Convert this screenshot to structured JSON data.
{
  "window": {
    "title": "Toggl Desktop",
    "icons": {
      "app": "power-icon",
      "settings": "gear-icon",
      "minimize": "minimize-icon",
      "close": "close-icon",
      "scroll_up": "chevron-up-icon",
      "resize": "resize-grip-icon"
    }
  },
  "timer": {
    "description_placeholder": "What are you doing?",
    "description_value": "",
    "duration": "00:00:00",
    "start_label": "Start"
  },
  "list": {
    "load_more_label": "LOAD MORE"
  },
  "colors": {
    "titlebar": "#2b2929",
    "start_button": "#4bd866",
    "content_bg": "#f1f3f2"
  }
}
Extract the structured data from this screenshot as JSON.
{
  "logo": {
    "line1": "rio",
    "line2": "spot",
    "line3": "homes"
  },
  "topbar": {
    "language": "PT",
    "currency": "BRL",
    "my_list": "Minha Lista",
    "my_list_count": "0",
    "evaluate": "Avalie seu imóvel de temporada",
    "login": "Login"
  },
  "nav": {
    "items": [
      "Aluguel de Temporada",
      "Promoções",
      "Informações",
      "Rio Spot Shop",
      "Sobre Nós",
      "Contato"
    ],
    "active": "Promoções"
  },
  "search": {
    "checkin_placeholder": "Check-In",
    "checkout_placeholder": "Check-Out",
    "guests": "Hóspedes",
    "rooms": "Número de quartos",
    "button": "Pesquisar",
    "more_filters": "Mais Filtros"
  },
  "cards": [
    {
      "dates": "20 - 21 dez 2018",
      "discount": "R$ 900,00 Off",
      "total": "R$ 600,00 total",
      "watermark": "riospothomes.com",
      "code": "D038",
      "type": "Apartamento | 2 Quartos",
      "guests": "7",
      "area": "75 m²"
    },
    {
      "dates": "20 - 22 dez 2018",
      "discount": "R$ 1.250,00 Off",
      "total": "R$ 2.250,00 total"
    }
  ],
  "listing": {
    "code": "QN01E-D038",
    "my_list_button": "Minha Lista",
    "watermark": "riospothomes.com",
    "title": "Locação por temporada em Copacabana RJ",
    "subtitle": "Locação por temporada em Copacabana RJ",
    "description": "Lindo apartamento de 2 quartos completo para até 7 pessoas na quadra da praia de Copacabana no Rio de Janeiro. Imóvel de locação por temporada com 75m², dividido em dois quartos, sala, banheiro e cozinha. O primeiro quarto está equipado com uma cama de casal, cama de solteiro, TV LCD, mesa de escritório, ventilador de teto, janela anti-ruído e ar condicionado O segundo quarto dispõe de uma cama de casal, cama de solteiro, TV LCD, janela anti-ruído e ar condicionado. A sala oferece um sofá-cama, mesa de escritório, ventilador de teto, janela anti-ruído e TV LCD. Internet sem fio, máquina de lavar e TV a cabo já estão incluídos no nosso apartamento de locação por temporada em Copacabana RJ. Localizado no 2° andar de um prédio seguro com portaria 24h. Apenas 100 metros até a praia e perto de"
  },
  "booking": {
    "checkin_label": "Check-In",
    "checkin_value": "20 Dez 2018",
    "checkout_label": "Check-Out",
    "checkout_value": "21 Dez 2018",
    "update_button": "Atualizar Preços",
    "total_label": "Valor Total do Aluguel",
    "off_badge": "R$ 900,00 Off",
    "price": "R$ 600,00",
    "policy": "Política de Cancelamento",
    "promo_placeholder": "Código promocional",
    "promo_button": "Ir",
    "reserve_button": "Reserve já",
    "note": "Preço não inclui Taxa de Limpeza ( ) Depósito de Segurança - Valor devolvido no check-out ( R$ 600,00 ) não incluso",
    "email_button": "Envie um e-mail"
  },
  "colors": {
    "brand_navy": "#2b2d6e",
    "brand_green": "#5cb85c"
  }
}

------------------------------------

## [WHAT YOU NEED TO DO]
Write out the entries above word for word.

## [EXPECTED OUTPUT]
Convert this screenshot to structured JSON data.
{
  "window": {
    "title": "Toggl Desktop",
    "icons": {
      "app": "power-icon",
      "settings": "gear-icon",
      "minimize": "minimize-icon",
      "close": "close-icon",
      "scroll_up": "chevron-up-icon",
      "resize": "resize-grip-icon"
    }
  },
  "timer": {
    "description_placeholder": "What are you doing?",
    "description_value": "",
    "duration": "00:00:00",
    "start_label": "Start"
  },
  "list": {
    "load_more_label": "LOAD MORE"
  },
  "colors": {
    "titlebar": "#2b2929",
    "start_button": "#4bd866",
    "content_bg": "#f1f3f2"
  }
}
Extract the structured data from this screenshot as JSON.
{
  "logo": {
    "line1": "rio",
    "line2": "spot",
    "line3": "homes"
  },
  "topbar": {
    "language": "PT",
    "currency": "BRL",
    "my_list": "Minha Lista",
    "my_list_count": "0",
    "evaluate": "Avalie seu imóvel de temporada",
    "login": "Login"
  },
  "nav": {
    "items": [
      "Aluguel de Temporada",
      "Promoções",
      "Informações",
      "Rio Spot Shop",
      "Sobre Nós",
      "Contato"
    ],
    "active": "Promoções"
  },
  "search": {
    "checkin_placeholder": "Check-In",
    "checkout_placeholder": "Check-Out",
    "guests": "Hóspedes",
    "rooms": "Número de quartos",
    "button": "Pesquisar",
    "more_filters": "Mais Filtros"
  },
  "cards": [
    {
      "dates": "20 - 21 dez 2018",
      "discount": "R$ 900,00 Off",
      "total": "R$ 600,00 total",
      "watermark": "riospothomes.com",
      "code": "D038",
      "type": "Apartamento | 2 Quartos",
      "guests": "7",
      "area": "75 m²"
    },
    {
      "dates": "20 - 22 dez 2018",
      "discount": "R$ 1.250,00 Off",
      "total": "R$ 2.250,00 total"
    }
  ],
  "listing": {
    "code": "QN01E-D038",
    "my_list_button": "Minha Lista",
    "watermark": "riospothomes.com",
    "title": "Locação por temporada em Copacabana RJ",
    "subtitle": "Locação por temporada em Copacabana RJ",
    "description": "Lindo apartamento de 2 quartos completo para até 7 pessoas na quadra da praia de Copacabana no Rio de Janeiro. Imóvel de locação por temporada com 75m², dividido em dois quartos, sala, banheiro e cozinha. O primeiro quarto está equipado com uma cama de casal, cama de solteiro, TV LCD, mesa de escritório, ventilador de teto, janela anti-ruído e ar condicionado O segundo quarto dispõe de uma cama de casal, cama de solteiro, TV LCD, janela anti-ruído e ar condicionado. A sala oferece um sofá-cama, mesa de escritório, ventilador de teto, janela anti-ruído e TV LCD. Internet sem fio, máquina de lavar e TV a cabo já estão incluídos no nosso apartamento de locação por temporada em Copacabana RJ. Localizado no 2° andar de um prédio seguro com portaria 24h. Apenas 100 metros até a praia e perto de"
  },
  "booking": {
    "checkin_label": "Check-In",
    "checkin_value": "20 Dez 2018",
    "checkout_label": "Check-Out",
    "checkout_value": "21 Dez 2018",
    "update_button": "Atualizar Preços",
    "total_label": "Valor Total do Aluguel",
    "off_badge": "R$ 900,00 Off",
    "price": "R$ 600,00",
    "policy": "Política de Cancelamento",
    "promo_placeholder": "Código promocional",
    "promo_button": "Ir",
    "reserve_button": "Reserve já",
    "note": "Preço não inclui Taxa de Limpeza ( ) Depósito de Segurança - Valor devolvido no check-out ( R$ 600,00 ) não incluso",
    "email_button": "Envie um e-mail"
  },
  "colors": {
    "brand_navy": "#2b2d6e",
    "brand_green": "#5cb85c"
  }
}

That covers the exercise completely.